» WHAT IS ASKED
All of the material below is to be returned exactly.

[begin DATA TO PROCESS]

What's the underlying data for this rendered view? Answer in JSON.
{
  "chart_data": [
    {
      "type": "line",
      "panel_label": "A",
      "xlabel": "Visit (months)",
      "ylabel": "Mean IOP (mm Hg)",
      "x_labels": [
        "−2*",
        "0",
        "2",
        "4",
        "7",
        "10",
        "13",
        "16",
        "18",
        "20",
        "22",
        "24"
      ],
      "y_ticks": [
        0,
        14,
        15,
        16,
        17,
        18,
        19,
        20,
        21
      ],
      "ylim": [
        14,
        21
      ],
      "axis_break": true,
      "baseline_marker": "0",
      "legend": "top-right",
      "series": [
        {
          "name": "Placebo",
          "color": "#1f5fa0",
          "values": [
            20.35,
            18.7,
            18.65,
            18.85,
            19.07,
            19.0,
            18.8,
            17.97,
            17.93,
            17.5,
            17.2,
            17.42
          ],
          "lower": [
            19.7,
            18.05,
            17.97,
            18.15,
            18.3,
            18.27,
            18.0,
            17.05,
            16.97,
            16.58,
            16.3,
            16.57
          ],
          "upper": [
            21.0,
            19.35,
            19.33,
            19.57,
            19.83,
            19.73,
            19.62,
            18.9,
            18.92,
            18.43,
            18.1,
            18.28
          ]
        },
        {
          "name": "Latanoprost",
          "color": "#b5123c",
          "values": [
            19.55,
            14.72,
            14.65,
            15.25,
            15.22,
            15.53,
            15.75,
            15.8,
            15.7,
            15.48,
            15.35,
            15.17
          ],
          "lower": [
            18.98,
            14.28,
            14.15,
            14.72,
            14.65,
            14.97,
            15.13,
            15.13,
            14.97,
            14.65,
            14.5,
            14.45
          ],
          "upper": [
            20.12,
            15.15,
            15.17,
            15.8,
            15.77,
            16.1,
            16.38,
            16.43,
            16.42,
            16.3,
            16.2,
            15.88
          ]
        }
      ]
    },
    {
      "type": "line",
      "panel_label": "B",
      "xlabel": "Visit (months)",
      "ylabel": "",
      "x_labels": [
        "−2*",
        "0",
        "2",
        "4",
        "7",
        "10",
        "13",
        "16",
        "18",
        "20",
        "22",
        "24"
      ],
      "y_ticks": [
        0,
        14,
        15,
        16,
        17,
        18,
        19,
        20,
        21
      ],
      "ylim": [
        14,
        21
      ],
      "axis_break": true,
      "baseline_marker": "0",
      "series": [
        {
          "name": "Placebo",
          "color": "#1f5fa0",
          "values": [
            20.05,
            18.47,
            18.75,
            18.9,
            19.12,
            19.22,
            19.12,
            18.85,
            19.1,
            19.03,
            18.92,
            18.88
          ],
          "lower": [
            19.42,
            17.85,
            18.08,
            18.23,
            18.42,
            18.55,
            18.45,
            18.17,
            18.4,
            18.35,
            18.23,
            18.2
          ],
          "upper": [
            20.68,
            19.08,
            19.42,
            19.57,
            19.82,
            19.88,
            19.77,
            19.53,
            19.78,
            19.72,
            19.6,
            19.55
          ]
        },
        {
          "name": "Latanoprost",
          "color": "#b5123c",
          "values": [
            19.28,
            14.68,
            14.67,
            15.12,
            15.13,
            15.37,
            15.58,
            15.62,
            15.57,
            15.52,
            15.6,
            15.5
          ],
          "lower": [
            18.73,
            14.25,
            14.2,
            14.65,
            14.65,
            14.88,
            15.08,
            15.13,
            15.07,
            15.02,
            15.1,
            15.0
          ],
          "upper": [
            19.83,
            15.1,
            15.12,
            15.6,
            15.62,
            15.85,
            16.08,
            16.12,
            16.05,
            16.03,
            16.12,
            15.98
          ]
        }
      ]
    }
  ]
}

[end DATA TO PROCESS]

» OUTPUT FOR THIS TASK
What's the underlying data for this rendered view? Answer in JSON.
{
  "chart_data": [
    {
      "type": "line",
      "panel_label": "A",
      "xlabel": "Visit (months)",
      "ylabel": "Mean IOP (mm Hg)",
      "x_labels": [
        "−2*",
        "0",
        "2",
        "4",
        "7",
        "10",
        "13",
        "16",
        "18",
        "20",
        "22",
        "24"
      ],
      "y_ticks": [
        0,
        14,
        15,
        16,
        17,
        18,
        19,
        20,
        21
      ],
      "ylim": [
        14,
        21
      ],
      "axis_break": true,
      "baseline_marker": "0",
      "legend": "top-right",
      "series": [
        {
          "name": "Placebo",
          "color": "#1f5fa0",
          "values": [
            20.35,
            18.7,
            18.65,
            18.85,
            19.07,
            19.0,
            18.8,
            17.97,
            17.93,
            17.5,
            17.2,
            17.42
          ],
          "lower": [
            19.7,
            18.05,
            17.97,
            18.15,
            18.3,
            18.27,
            18.0,
            17.05,
            16.97,
            16.58,
            16.3,
            16.57
          ],
          "upper": [
            21.0,
            19.35,
            19.33,
            19.57,
            19.83,
            19.73,
            19.62,
            18.9,
            18.92,
            18.43,
            18.1,
            18.28
          ]
        },
        {
          "name": "Latanoprost",
          "color": "#b5123c",
          "values": [
            19.55,
            14.72,
            14.65,
            15.25,
            15.22,
            15.53,
            15.75,
            15.8,
            15.7,
            15.48,
            15.35,
            15.17
          ],
          "lower": [
            18.98,
            14.28,
            14.15,
            14.72,
            14.65,
            14.97,
            15.13,
            15.13,
            14.97,
            14.65,
            14.5,
            14.45
          ],
          "upper": [
            20.12,
            15.15,
            15.17,
            15.8,
            15.77,
            16.1,
            16.38,
            16.43,
            16.42,
            16.3,
            16.2,
            15.88
          ]
        }
      ]
    },
    {
      "type": "line",
      "panel_label": "B",
      "xlabel": "Visit (months)",
      "ylabel": "",
      "x_labels": [
        "−2*",
        "0",
        "2",
        "4",
        "7",
        "10",
        "13",
        "16",
        "18",
        "20",
        "22",
        "24"
      ],
      "y_ticks": [
        0,
        14,
        15,
        16,
        17,
        18,
        19,
        20,
        21
      ],
      "ylim": [
        14,
        21
      ],
      "axis_break": true,
      "baseline_marker": "0",
      "series": [
        {
          "name": "Placebo",
          "color": "#1f5fa0",
          "values": [
            20.05,
            18.47,
            18.75,
            18.9,
            19.12,
            19.22,
            19.12,
            18.85,
            19.1,
            19.03,
            18.92,
            18.88
          ],
          "lower": [
            19.42,
            17.85,
            18.08,
            18.23,
            18.42,
            18.55,
            18.45,
            18.17,
            18.4,
            18.35,
            18.23,
            18.2
          ],
          "upper": [
            20.68,
            19.08,
            19.42,
            19.57,
            19.82,
            19.88,
            19.77,
            19.53,
            19.78,
            19.72,
            19.6,
            19.55
          ]
        },
        {
          "name": "Latanoprost",
          "color": "#b5123c",
          "values": [
            19.28,
            14.68,
            14.67,
            15.12,
            15.13,
            15.37,
            15.58,
            15.62,
            15.57,
            15.52,
            15.6,
            15.5
          ],
          "lower": [
            18.73,
            14.25,
            14.2,
            14.65,
            14.65,
            14.88,
            15.08,
            15.13,
            15.07,
            15.02,
            15.1,
            15.0
          ],
          "upper": [
            19.83,
            15.1,
            15.12,
            15.6,
            15.62,
            15.85,
            16.08,
            16.12,
            16.05,
            16.03,
            16.12,
            15.98
          ]
        }
      ]
    }
  ]
}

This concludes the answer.